- Your instructions: For each line below that includes the word "this", make a copy.

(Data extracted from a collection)
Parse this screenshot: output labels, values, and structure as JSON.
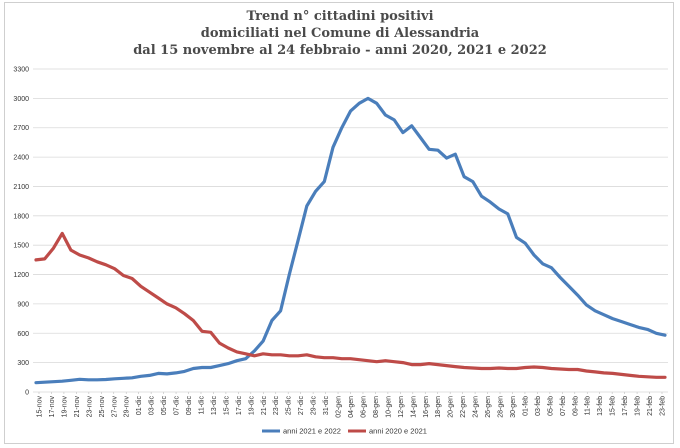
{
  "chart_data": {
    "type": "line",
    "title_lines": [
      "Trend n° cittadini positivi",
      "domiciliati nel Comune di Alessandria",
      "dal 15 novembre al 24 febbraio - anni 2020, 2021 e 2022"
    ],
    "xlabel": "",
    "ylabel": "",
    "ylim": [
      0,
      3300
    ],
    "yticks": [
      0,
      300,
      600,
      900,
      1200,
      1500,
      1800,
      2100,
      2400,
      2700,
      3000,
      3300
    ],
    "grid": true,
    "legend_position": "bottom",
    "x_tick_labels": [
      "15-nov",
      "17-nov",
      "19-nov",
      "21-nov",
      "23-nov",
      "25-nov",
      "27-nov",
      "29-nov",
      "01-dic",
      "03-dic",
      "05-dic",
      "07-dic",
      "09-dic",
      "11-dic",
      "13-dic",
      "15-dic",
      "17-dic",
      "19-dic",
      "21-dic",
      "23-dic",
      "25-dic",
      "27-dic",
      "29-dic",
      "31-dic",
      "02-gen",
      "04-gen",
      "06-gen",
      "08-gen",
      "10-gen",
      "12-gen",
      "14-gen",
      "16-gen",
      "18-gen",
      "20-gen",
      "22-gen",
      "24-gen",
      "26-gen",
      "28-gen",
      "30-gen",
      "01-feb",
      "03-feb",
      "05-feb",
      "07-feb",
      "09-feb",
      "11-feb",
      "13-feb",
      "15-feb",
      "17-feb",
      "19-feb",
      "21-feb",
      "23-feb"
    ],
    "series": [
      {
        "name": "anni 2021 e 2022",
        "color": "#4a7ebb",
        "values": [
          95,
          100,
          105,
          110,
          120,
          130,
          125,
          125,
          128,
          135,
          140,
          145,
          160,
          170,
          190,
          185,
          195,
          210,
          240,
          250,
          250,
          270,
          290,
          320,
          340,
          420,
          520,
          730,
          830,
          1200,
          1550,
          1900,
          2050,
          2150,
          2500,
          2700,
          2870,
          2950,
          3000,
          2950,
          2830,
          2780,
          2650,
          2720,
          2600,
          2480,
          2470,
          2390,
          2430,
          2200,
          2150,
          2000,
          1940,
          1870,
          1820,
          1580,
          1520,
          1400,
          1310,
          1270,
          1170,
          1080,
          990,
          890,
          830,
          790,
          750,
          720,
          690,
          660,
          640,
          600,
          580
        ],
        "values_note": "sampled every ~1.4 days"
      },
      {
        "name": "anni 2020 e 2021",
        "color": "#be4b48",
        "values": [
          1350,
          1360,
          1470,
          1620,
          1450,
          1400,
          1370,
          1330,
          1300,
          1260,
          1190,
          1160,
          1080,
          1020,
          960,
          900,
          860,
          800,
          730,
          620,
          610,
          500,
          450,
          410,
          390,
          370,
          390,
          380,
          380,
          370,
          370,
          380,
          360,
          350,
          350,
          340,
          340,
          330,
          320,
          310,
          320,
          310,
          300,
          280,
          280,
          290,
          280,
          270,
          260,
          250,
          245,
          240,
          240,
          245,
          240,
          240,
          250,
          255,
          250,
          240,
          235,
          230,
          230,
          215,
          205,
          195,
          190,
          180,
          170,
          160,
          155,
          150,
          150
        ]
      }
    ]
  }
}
--
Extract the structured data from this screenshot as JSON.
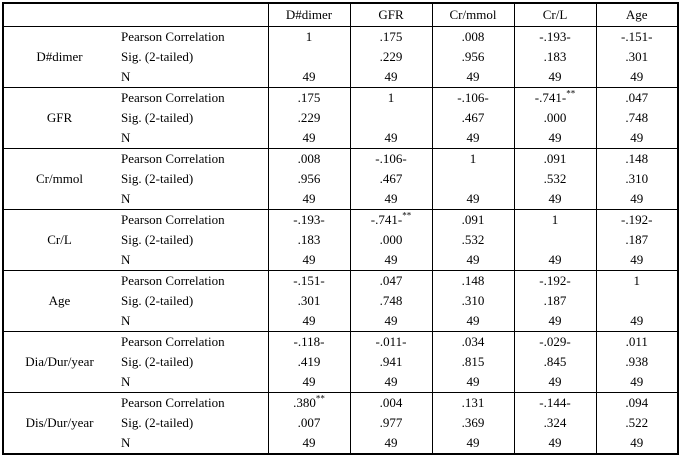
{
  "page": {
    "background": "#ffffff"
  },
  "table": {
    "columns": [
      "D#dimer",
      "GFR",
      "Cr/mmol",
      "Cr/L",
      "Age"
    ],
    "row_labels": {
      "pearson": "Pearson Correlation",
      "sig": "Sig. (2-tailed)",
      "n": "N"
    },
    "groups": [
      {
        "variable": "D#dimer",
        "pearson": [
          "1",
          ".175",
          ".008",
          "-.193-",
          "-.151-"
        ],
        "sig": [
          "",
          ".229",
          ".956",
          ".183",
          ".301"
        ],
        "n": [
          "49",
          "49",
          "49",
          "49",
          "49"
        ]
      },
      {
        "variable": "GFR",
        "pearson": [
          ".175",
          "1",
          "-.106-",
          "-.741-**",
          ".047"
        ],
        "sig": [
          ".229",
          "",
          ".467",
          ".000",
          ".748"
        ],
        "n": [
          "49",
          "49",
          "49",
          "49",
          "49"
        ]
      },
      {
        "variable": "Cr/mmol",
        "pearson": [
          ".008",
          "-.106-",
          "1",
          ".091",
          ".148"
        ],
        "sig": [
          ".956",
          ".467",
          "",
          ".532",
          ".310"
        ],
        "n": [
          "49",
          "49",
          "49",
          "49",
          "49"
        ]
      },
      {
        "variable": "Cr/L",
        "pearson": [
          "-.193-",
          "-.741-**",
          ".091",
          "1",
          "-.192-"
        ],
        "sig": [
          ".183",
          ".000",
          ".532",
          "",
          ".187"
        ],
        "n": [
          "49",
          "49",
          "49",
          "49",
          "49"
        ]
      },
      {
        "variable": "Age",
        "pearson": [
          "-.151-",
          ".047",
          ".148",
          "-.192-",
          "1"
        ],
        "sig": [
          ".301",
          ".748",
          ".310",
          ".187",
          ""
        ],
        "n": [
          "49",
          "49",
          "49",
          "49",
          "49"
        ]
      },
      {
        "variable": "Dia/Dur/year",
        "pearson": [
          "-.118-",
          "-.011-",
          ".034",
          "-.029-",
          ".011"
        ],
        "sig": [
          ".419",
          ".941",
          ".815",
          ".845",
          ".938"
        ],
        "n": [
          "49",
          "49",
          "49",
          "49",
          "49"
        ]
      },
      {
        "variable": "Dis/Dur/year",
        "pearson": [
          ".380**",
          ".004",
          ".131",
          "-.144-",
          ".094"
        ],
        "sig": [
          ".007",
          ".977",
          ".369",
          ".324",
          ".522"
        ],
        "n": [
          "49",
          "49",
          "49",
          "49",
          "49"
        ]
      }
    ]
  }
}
...
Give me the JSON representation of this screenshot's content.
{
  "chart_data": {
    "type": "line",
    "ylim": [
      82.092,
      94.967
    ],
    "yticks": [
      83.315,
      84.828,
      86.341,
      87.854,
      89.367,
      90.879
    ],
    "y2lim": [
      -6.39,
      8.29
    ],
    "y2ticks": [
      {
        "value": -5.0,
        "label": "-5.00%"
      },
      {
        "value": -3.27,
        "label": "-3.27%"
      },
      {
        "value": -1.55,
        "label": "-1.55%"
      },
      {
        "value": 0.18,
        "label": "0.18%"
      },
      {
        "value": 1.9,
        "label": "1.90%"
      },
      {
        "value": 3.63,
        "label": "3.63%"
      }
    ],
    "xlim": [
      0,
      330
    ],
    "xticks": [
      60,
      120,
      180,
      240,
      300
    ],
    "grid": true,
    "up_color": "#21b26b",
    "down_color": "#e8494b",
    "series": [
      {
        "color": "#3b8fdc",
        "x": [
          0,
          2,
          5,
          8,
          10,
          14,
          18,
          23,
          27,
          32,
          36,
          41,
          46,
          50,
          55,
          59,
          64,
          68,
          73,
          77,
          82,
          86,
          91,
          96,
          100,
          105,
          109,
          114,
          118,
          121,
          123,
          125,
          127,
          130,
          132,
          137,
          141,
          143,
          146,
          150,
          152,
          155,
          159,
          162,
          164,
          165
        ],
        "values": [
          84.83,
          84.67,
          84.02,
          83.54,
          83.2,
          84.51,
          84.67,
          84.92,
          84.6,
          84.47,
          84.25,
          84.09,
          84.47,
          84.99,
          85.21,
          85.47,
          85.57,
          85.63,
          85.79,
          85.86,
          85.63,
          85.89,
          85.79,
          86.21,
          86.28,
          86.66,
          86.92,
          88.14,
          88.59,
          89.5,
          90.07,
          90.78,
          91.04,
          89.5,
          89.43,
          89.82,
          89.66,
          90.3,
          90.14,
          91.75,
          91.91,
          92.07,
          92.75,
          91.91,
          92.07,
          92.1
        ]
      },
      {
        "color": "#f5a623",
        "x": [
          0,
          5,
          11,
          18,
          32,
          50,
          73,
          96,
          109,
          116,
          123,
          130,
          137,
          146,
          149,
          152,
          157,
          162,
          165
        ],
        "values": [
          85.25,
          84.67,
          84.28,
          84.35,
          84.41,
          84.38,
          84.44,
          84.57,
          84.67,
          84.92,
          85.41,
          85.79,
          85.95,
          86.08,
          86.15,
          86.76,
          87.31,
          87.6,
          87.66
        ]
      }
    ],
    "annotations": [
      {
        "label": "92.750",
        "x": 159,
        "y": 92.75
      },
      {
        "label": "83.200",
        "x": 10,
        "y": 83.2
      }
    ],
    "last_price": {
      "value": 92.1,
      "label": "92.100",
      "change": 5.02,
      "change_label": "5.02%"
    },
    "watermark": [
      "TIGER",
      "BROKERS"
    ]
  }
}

- Task output:
Parse this screenshot: output labels, values, and structure as JSON.
Extract the structured data from this screenshot as JSON.
Give me the JSON representation of this screenshot's content.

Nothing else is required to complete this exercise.